** AIM **
Identify all lines in the data containing the string "Ethernet". Copy them out.

** DATA SHOWN **

◇ ◇ ◇ ◇ ◇

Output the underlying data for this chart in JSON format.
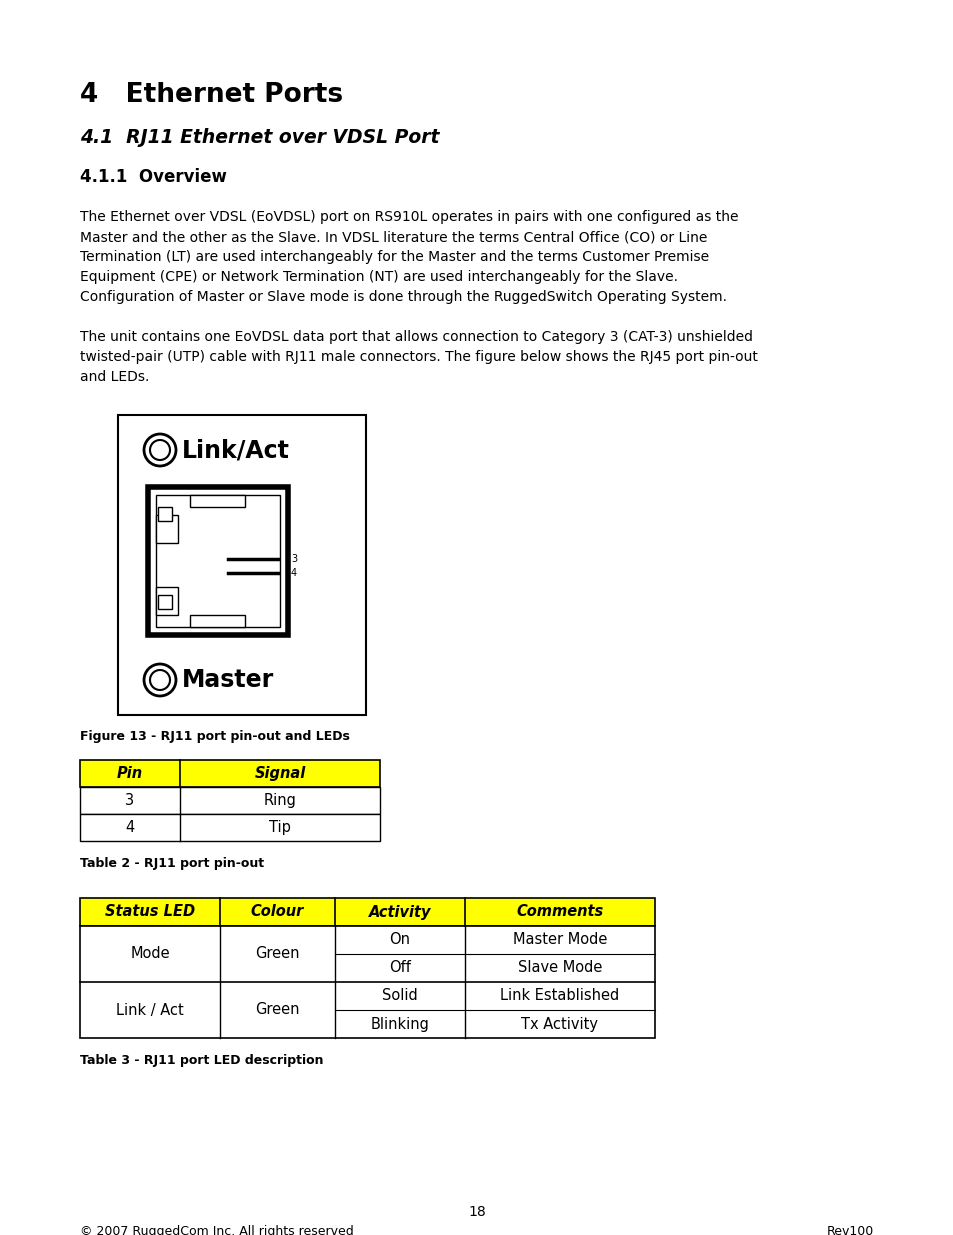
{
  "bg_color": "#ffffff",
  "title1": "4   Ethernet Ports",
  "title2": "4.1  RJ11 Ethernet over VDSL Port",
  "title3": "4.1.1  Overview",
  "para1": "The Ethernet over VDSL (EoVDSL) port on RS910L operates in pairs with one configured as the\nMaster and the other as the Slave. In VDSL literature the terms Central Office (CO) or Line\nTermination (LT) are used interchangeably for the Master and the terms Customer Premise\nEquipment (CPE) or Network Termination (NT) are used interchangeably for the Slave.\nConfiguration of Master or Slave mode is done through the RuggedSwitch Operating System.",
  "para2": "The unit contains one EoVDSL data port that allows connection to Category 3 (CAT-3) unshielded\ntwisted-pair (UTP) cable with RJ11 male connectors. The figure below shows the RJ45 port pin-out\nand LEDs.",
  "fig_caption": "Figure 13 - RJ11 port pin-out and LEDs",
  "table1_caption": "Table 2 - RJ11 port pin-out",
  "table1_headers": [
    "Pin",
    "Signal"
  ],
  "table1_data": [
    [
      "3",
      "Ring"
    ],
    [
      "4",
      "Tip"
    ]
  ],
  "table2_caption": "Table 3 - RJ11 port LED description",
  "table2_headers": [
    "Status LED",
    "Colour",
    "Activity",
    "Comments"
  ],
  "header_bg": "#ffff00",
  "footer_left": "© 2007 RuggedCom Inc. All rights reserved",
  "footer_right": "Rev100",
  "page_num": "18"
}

◇ ◇ ◇ ◇ ◇

** SOLVED EXERCISE **
  "title1": "4   Ethernet Ports",
  "title2": "4.1  RJ11 Ethernet over VDSL Port",
  "para1": "The Ethernet over VDSL (EoVDSL) port on RS910L operates in pairs with one configured as the\nMaster and the other as the Slave. In VDSL literature the terms Central Office (CO) or Line\nTermination (LT) are used interchangeably for the Master and the terms Customer Premise\nEquipment (CPE) or Network Termination (NT) are used interchangeably for the Slave.\nConfiguration of Master or Slave mode is done through the RuggedSwitch Operating System.",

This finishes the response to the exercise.